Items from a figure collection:
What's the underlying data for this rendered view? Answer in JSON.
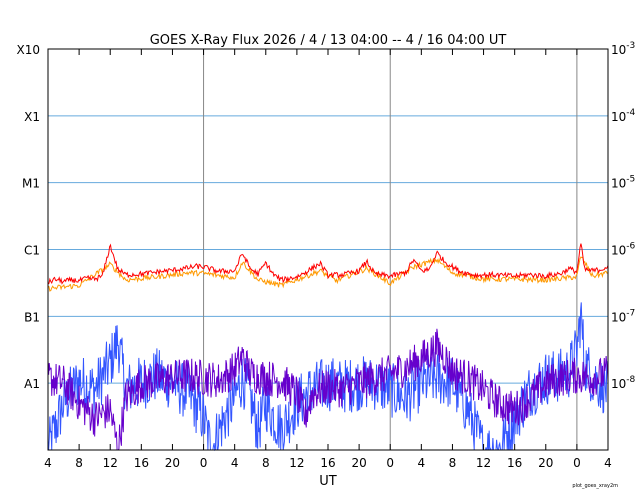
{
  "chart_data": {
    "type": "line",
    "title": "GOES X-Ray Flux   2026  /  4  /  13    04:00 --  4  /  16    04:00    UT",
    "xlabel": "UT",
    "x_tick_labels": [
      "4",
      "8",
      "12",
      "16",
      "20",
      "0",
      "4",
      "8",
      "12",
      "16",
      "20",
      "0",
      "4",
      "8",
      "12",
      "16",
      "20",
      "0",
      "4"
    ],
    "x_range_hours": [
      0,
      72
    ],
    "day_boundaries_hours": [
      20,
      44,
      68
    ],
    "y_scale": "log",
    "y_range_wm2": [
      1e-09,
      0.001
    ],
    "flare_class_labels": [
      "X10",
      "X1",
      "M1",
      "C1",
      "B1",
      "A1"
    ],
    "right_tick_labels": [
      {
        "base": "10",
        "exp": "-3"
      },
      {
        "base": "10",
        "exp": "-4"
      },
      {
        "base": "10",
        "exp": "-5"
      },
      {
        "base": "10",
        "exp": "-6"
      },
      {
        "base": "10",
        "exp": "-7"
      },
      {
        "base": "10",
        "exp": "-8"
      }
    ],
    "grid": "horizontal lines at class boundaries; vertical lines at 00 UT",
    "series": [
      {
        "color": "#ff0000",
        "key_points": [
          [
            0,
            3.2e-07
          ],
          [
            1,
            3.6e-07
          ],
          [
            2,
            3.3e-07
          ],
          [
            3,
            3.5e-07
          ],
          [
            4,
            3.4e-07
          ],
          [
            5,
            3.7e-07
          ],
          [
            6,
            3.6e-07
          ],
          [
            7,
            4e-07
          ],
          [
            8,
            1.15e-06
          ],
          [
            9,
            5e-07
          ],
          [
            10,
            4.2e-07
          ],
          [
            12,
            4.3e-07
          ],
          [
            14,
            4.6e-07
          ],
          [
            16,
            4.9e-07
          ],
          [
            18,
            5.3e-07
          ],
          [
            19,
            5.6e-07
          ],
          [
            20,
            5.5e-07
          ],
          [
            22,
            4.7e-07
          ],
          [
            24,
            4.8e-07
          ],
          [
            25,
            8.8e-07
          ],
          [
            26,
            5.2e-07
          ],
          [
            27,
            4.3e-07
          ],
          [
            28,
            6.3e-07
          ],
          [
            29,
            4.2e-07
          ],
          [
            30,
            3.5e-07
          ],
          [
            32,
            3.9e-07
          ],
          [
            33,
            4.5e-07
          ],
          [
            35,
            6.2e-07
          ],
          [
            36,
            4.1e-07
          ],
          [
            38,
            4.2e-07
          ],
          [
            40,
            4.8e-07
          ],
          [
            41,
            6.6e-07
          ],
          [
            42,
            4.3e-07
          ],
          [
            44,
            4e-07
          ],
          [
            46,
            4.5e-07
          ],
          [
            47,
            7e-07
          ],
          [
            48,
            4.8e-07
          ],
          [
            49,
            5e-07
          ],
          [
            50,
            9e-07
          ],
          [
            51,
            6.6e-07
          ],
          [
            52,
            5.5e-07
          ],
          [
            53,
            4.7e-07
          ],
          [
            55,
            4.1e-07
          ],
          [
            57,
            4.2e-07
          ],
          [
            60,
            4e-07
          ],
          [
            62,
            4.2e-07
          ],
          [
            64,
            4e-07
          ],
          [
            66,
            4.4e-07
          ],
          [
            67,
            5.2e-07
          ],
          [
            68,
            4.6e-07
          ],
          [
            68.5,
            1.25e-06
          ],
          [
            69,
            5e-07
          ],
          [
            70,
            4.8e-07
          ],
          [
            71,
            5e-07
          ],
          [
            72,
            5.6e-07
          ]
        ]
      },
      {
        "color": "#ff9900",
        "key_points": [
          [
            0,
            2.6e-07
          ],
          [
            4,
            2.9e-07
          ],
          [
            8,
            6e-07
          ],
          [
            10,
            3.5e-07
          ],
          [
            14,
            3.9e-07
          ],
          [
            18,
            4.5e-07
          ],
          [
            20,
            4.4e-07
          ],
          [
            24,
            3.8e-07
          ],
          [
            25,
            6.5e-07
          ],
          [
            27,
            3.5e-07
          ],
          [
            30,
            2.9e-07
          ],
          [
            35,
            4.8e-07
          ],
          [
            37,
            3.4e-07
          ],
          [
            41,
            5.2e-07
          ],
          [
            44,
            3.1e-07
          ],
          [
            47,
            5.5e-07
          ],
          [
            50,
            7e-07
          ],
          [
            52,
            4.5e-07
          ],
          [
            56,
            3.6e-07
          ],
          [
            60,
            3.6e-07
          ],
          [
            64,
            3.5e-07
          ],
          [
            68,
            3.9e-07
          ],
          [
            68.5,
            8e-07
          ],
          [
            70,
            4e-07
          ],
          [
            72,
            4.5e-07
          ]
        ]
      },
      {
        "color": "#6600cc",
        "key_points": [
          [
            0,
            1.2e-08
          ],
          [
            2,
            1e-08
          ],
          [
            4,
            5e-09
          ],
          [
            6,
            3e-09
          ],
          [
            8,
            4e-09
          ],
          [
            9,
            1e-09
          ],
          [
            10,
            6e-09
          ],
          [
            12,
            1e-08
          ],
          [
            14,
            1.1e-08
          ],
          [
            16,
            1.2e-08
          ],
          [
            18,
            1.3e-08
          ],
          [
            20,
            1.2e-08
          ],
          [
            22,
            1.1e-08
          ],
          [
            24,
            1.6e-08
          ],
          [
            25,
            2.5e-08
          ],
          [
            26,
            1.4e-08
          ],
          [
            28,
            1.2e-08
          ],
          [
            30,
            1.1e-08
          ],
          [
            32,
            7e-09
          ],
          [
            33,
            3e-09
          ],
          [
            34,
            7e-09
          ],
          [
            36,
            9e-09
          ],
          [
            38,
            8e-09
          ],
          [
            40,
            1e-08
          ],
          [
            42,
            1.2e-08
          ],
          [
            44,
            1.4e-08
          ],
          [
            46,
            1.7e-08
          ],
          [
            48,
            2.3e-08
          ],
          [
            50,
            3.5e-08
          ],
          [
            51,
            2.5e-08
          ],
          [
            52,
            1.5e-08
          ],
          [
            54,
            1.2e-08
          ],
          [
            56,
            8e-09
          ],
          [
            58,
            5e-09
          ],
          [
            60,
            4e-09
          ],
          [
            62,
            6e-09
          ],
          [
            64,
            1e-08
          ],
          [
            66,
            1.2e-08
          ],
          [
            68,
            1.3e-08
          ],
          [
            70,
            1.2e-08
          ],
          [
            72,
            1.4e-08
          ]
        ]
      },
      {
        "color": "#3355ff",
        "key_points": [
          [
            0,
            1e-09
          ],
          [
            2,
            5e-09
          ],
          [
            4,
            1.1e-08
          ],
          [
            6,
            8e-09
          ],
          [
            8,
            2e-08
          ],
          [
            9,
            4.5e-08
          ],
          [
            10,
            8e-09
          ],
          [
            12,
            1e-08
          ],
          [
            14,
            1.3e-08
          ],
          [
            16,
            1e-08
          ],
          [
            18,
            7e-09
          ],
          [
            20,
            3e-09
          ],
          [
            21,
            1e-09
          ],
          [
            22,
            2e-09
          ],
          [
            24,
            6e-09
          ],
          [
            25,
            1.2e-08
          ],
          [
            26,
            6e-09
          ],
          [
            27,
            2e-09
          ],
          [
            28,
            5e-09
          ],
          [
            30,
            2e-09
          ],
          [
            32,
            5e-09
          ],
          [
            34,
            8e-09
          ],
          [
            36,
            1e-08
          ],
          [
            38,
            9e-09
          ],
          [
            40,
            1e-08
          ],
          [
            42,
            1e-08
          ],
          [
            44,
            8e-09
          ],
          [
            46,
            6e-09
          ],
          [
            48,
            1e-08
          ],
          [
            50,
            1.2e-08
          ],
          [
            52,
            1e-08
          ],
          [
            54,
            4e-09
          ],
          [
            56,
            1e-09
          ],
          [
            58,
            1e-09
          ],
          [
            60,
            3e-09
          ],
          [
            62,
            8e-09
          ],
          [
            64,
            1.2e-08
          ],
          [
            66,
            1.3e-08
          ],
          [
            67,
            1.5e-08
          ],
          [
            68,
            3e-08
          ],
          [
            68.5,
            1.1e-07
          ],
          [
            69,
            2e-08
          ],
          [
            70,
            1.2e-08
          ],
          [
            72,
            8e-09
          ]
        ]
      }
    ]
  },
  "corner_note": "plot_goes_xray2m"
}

...

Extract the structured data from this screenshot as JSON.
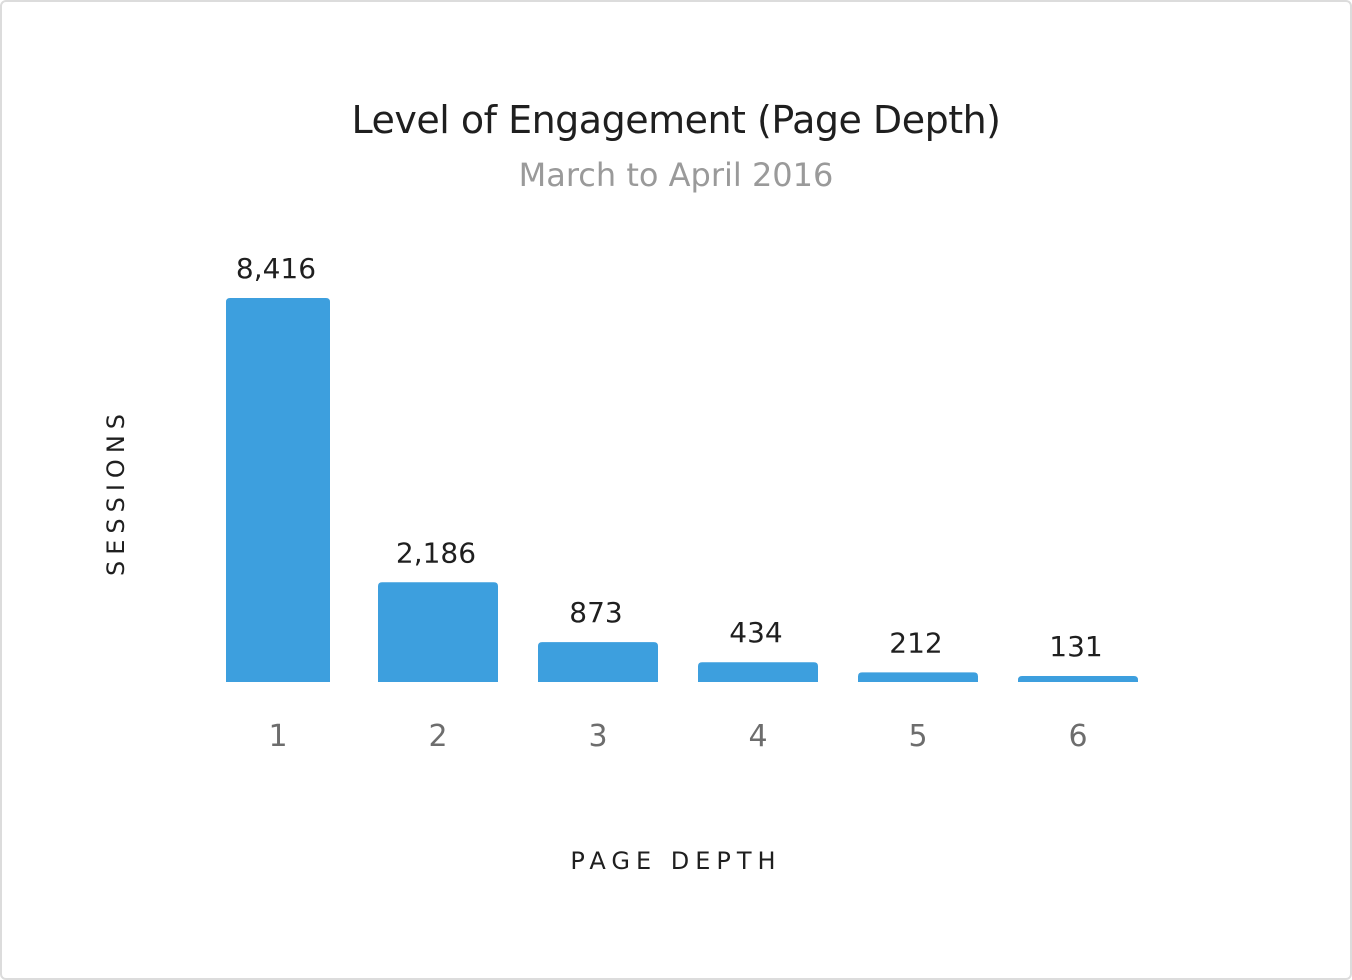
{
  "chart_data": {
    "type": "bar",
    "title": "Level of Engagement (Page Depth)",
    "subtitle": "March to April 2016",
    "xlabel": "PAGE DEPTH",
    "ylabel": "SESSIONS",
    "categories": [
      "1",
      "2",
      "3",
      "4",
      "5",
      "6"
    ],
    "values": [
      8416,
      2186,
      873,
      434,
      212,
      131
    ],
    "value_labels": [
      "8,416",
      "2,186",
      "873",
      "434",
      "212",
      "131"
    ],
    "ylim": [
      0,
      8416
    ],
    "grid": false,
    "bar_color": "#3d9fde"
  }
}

» **Exercise objective**
Copy out each line in the preceding records that contains "grid".

» **Written answer**
    "grid": "horizontal lines at class boundaries; vertical lines at 00 UT",
    "grid": false,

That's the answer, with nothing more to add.